[What is needed] Rewrite the entries below, replacing "Patent image size" with "Drawing dimensions" wherever it appears and leaving everything else unchanged.

[Entries provided]
______________________________
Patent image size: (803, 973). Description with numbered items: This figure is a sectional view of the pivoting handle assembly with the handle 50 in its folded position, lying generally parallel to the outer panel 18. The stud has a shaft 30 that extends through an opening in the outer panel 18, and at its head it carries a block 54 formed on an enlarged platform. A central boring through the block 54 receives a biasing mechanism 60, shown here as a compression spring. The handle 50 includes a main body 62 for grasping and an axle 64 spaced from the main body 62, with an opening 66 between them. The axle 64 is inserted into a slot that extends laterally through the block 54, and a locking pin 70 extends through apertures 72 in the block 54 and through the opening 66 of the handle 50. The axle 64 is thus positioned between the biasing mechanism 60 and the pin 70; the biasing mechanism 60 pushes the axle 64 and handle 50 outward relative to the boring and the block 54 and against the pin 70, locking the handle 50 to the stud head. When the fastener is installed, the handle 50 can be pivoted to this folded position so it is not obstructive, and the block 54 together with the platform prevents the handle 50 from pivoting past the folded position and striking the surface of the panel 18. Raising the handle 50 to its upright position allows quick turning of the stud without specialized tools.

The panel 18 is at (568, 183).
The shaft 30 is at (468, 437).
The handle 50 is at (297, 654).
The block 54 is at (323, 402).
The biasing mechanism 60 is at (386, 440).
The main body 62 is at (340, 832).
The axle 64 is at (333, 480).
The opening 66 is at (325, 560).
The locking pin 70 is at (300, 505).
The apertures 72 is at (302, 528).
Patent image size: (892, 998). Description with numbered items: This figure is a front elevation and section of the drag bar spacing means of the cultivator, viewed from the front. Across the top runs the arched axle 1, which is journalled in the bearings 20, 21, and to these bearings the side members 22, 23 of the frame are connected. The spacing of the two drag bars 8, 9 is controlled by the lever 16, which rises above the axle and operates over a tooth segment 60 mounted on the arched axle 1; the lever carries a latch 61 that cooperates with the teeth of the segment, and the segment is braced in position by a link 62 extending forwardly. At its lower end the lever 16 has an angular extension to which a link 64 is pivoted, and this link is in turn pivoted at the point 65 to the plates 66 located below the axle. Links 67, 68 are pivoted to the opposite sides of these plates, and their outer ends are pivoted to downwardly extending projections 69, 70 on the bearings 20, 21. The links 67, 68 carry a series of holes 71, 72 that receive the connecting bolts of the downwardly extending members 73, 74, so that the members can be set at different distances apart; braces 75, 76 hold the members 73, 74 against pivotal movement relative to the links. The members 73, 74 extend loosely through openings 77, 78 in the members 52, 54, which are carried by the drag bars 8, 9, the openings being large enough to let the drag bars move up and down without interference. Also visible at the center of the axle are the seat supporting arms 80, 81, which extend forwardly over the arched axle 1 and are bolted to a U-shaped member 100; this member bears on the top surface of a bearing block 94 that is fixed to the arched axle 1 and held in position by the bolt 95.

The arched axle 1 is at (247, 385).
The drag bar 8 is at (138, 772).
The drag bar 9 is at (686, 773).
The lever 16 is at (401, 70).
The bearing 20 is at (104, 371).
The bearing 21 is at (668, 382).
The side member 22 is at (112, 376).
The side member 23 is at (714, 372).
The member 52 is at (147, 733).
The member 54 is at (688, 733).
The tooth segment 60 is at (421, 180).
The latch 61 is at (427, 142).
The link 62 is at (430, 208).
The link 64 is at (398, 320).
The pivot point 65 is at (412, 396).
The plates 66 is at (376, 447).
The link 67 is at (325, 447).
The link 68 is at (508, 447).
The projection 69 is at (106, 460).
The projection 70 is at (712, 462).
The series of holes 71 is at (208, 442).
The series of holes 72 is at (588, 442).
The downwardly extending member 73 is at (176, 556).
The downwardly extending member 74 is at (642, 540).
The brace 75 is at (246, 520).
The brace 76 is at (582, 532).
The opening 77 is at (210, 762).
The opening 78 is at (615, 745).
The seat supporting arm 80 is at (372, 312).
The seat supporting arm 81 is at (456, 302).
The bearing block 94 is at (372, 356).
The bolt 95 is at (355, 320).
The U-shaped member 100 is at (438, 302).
______________________________
[Output of the task]
Drawing dimensions: (803, 973). Description with numbered items: This figure is a sectional view of the pivoting handle assembly with the handle 50 in its folded position, lying generally parallel to the outer panel 18. The stud has a shaft 30 that extends through an opening in the outer panel 18, and at its head it carries a block 54 formed on an enlarged platform. A central boring through the block 54 receives a biasing mechanism 60, shown here as a compression spring. The handle 50 includes a main body 62 for grasping and an axle 64 spaced from the main body 62, with an opening 66 between them. The axle 64 is inserted into a slot that extends laterally through the block 54, and a locking pin 70 extends through apertures 72 in the block 54 and through the opening 66 of the handle 50. The axle 64 is thus positioned between the biasing mechanism 60 and the pin 70; the biasing mechanism 60 pushes the axle 64 and handle 50 outward relative to the boring and the block 54 and against the pin 70, locking the handle 50 to the stud head. When the fastener is installed, the handle 50 can be pivoted to this folded position so it is not obstructive, and the block 54 together with the platform prevents the handle 50 from pivoting past the folded position and striking the surface of the panel 18. Raising the handle 50 to its upright position allows quick turning of the stud without specialized tools.

The panel 18 is at (568, 183).
The shaft 30 is at (468, 437).
The handle 50 is at (297, 654).
The block 54 is at (323, 402).
The biasing mechanism 60 is at (386, 440).
The main body 62 is at (340, 832).
The axle 64 is at (333, 480).
The opening 66 is at (325, 560).
The locking pin 70 is at (300, 505).
The apertures 72 is at (302, 528).
Drawing dimensions: (892, 998). Description with numbered items: This figure is a front elevation and section of the drag bar spacing means of the cultivator, viewed from the front. Across the top runs the arched axle 1, which is journalled in the bearings 20, 21, and to these bearings the side members 22, 23 of the frame are connected. The spacing of the two drag bars 8, 9 is controlled by the lever 16, which rises above the axle and operates over a tooth segment 60 mounted on the arched axle 1; the lever carries a latch 61 that cooperates with the teeth of the segment, and the segment is braced in position by a link 62 extending forwardly. At its lower end the lever 16 has an angular extension to which a link 64 is pivoted, and this link is in turn pivoted at the point 65 to the plates 66 located below the axle. Links 67, 68 are pivoted to the opposite sides of these plates, and their outer ends are pivoted to downwardly extending projections 69, 70 on the bearings 20, 21. The links 67, 68 carry a series of holes 71, 72 that receive the connecting bolts of the downwardly extending members 73, 74, so that the members can be set at different distances apart; braces 75, 76 hold the members 73, 74 against pivotal movement relative to the links. The members 73, 74 extend loosely through openings 77, 78 in the members 52, 54, which are carried by the drag bars 8, 9, the openings being large enough to let the drag bars move up and down without interference. Also visible at the center of the axle are the seat supporting arms 80, 81, which extend forwardly over the arched axle 1 and are bolted to a U-shaped member 100; this member bears on the top surface of a bearing block 94 that is fixed to the arched axle 1 and held in position by the bolt 95.

The arched axle 1 is at (247, 385).
The drag bar 8 is at (138, 772).
The drag bar 9 is at (686, 773).
The lever 16 is at (401, 70).
The bearing 20 is at (104, 371).
The bearing 21 is at (668, 382).
The side member 22 is at (112, 376).
The side member 23 is at (714, 372).
The member 52 is at (147, 733).
The member 54 is at (688, 733).
The tooth segment 60 is at (421, 180).
The latch 61 is at (427, 142).
The link 62 is at (430, 208).
The link 64 is at (398, 320).
The pivot point 65 is at (412, 396).
The plates 66 is at (376, 447).
The link 67 is at (325, 447).
The link 68 is at (508, 447).
The projection 69 is at (106, 460).
The projection 70 is at (712, 462).
The series of holes 71 is at (208, 442).
The series of holes 72 is at (588, 442).
The downwardly extending member 73 is at (176, 556).
The downwardly extending member 74 is at (642, 540).
The brace 75 is at (246, 520).
The brace 76 is at (582, 532).
The opening 77 is at (210, 762).
The opening 78 is at (615, 745).
The seat supporting arm 80 is at (372, 312).
The seat supporting arm 81 is at (456, 302).
The bearing block 94 is at (372, 356).
The bolt 95 is at (355, 320).
The U-shaped member 100 is at (438, 302).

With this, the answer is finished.